BEGIN

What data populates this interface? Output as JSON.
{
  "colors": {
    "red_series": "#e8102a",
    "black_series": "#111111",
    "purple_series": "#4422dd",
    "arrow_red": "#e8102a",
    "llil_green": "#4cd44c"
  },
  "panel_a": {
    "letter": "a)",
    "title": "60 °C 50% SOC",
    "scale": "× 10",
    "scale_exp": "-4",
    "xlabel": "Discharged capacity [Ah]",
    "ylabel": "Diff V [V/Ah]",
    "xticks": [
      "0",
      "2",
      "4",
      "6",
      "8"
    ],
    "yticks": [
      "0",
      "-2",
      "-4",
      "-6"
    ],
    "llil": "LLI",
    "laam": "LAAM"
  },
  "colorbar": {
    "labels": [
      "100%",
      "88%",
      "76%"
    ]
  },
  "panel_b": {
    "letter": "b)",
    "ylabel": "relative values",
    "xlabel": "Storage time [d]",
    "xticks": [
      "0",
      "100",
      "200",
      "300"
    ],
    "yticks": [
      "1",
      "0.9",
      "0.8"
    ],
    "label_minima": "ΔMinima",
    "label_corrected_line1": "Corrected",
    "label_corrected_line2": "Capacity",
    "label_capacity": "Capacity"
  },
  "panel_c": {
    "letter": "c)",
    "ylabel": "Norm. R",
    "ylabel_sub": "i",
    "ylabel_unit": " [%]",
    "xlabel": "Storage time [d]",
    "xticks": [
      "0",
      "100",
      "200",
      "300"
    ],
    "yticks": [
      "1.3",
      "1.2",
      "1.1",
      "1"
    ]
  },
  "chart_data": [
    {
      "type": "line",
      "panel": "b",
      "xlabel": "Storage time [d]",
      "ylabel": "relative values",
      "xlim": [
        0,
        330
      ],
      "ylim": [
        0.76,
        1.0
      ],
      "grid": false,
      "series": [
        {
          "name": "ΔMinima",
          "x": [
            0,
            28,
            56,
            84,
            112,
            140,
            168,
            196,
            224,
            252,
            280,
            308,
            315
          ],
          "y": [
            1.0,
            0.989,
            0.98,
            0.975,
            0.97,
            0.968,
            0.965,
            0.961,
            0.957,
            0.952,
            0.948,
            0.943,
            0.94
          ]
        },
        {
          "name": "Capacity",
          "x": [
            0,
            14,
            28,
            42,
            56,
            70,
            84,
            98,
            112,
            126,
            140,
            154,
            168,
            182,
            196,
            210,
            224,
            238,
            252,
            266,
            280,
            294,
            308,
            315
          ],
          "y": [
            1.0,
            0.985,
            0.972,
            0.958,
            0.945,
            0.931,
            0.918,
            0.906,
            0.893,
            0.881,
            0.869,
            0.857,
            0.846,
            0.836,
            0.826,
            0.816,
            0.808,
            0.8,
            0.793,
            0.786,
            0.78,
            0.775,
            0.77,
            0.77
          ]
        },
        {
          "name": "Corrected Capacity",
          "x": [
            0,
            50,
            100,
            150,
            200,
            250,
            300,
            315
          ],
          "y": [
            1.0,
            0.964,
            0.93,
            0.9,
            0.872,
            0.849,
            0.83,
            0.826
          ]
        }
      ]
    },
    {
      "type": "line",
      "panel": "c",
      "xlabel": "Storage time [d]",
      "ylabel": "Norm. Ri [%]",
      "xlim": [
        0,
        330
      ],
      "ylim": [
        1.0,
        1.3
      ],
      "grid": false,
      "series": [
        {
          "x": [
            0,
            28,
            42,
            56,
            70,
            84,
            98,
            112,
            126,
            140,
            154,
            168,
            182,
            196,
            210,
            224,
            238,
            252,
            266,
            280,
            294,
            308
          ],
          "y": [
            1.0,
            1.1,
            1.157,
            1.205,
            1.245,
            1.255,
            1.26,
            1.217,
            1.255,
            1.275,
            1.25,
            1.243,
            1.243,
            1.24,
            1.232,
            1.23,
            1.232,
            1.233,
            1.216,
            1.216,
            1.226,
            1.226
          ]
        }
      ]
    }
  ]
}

END

Your instructions: Print out all the entries precisely as written.

Answer to the task:
What data populates this interface? Output as JSON.
{
  "colors": {
    "red_series": "#e8102a",
    "black_series": "#111111",
    "purple_series": "#4422dd",
    "arrow_red": "#e8102a",
    "llil_green": "#4cd44c"
  },
  "panel_a": {
    "letter": "a)",
    "title": "60 °C 50% SOC",
    "scale": "× 10",
    "scale_exp": "-4",
    "xlabel": "Discharged capacity [Ah]",
    "ylabel": "Diff V [V/Ah]",
    "xticks": [
      "0",
      "2",
      "4",
      "6",
      "8"
    ],
    "yticks": [
      "0",
      "-2",
      "-4",
      "-6"
    ],
    "llil": "LLI",
    "laam": "LAAM"
  },
  "colorbar": {
    "labels": [
      "100%",
      "88%",
      "76%"
    ]
  },
  "panel_b": {
    "letter": "b)",
    "ylabel": "relative values",
    "xlabel": "Storage time [d]",
    "xticks": [
      "0",
      "100",
      "200",
      "300"
    ],
    "yticks": [
      "1",
      "0.9",
      "0.8"
    ],
    "label_minima": "ΔMinima",
    "label_corrected_line1": "Corrected",
    "label_corrected_line2": "Capacity",
    "label_capacity": "Capacity"
  },
  "panel_c": {
    "letter": "c)",
    "ylabel": "Norm. R",
    "ylabel_sub": "i",
    "ylabel_unit": " [%]",
    "xlabel": "Storage time [d]",
    "xticks": [
      "0",
      "100",
      "200",
      "300"
    ],
    "yticks": [
      "1.3",
      "1.2",
      "1.1",
      "1"
    ]
  },
  "chart_data": [
    {
      "type": "line",
      "panel": "b",
      "xlabel": "Storage time [d]",
      "ylabel": "relative values",
      "xlim": [
        0,
        330
      ],
      "ylim": [
        0.76,
        1.0
      ],
      "grid": false,
      "series": [
        {
          "name": "ΔMinima",
          "x": [
            0,
            28,
            56,
            84,
            112,
            140,
            168,
            196,
            224,
            252,
            280,
            308,
            315
          ],
          "y": [
            1.0,
            0.989,
            0.98,
            0.975,
            0.97,
            0.968,
            0.965,
            0.961,
            0.957,
            0.952,
            0.948,
            0.943,
            0.94
          ]
        },
        {
          "name": "Capacity",
          "x": [
            0,
            14,
            28,
            42,
            56,
            70,
            84,
            98,
            112,
            126,
            140,
            154,
            168,
            182,
            196,
            210,
            224,
            238,
            252,
            266,
            280,
            294,
            308,
            315
          ],
          "y": [
            1.0,
            0.985,
            0.972,
            0.958,
            0.945,
            0.931,
            0.918,
            0.906,
            0.893,
            0.881,
            0.869,
            0.857,
            0.846,
            0.836,
            0.826,
            0.816,
            0.808,
            0.8,
            0.793,
            0.786,
            0.78,
            0.775,
            0.77,
            0.77
          ]
        },
        {
          "name": "Corrected Capacity",
          "x": [
            0,
            50,
            100,
            150,
            200,
            250,
            300,
            315
          ],
          "y": [
            1.0,
            0.964,
            0.93,
            0.9,
            0.872,
            0.849,
            0.83,
            0.826
          ]
        }
      ]
    },
    {
      "type": "line",
      "panel": "c",
      "xlabel": "Storage time [d]",
      "ylabel": "Norm. Ri [%]",
      "xlim": [
        0,
        330
      ],
      "ylim": [
        1.0,
        1.3
      ],
      "grid": false,
      "series": [
        {
          "x": [
            0,
            28,
            42,
            56,
            70,
            84,
            98,
            112,
            126,
            140,
            154,
            168,
            182,
            196,
            210,
            224,
            238,
            252,
            266,
            280,
            294,
            308
          ],
          "y": [
            1.0,
            1.1,
            1.157,
            1.205,
            1.245,
            1.255,
            1.26,
            1.217,
            1.255,
            1.275,
            1.25,
            1.243,
            1.243,
            1.24,
            1.232,
            1.23,
            1.232,
            1.233,
            1.216,
            1.216,
            1.226,
            1.226
          ]
        }
      ]
    }
  ]
}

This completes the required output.